[AIM]
Repeat the entire listing exactly as written.

[DATA SECTION]
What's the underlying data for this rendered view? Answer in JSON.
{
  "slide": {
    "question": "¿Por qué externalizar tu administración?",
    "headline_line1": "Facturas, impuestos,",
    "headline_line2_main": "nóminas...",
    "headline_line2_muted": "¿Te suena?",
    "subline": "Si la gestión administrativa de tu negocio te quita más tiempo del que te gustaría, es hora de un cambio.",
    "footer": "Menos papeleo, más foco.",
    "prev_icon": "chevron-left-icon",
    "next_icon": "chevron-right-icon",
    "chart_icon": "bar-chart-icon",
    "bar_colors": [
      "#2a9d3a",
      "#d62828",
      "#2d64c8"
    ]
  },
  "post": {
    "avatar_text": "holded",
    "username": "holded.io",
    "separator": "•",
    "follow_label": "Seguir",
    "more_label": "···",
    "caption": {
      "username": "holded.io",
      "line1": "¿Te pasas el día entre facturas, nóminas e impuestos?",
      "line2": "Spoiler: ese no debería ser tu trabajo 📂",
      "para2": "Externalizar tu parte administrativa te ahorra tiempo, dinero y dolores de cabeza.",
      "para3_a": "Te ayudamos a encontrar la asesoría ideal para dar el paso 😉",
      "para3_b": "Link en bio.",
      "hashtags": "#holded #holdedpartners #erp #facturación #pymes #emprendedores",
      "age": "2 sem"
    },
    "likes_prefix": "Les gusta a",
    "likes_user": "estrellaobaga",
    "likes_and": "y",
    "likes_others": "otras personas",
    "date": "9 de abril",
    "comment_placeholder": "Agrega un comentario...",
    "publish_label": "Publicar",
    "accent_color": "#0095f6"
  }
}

[EXERCISE RESPONSE]
What's the underlying data for this rendered view? Answer in JSON.
{
  "slide": {
    "question": "¿Por qué externalizar tu administración?",
    "headline_line1": "Facturas, impuestos,",
    "headline_line2_main": "nóminas...",
    "headline_line2_muted": "¿Te suena?",
    "subline": "Si la gestión administrativa de tu negocio te quita más tiempo del que te gustaría, es hora de un cambio.",
    "footer": "Menos papeleo, más foco.",
    "prev_icon": "chevron-left-icon",
    "next_icon": "chevron-right-icon",
    "chart_icon": "bar-chart-icon",
    "bar_colors": [
      "#2a9d3a",
      "#d62828",
      "#2d64c8"
    ]
  },
  "post": {
    "avatar_text": "holded",
    "username": "holded.io",
    "separator": "•",
    "follow_label": "Seguir",
    "more_label": "···",
    "caption": {
      "username": "holded.io",
      "line1": "¿Te pasas el día entre facturas, nóminas e impuestos?",
      "line2": "Spoiler: ese no debería ser tu trabajo 📂",
      "para2": "Externalizar tu parte administrativa te ahorra tiempo, dinero y dolores de cabeza.",
      "para3_a": "Te ayudamos a encontrar la asesoría ideal para dar el paso 😉",
      "para3_b": "Link en bio.",
      "hashtags": "#holded #holdedpartners #erp #facturación #pymes #emprendedores",
      "age": "2 sem"
    },
    "likes_prefix": "Les gusta a",
    "likes_user": "estrellaobaga",
    "likes_and": "y",
    "likes_others": "otras personas",
    "date": "9 de abril",
    "comment_placeholder": "Agrega un comentario...",
    "publish_label": "Publicar",
    "accent_color": "#0095f6"
  }
}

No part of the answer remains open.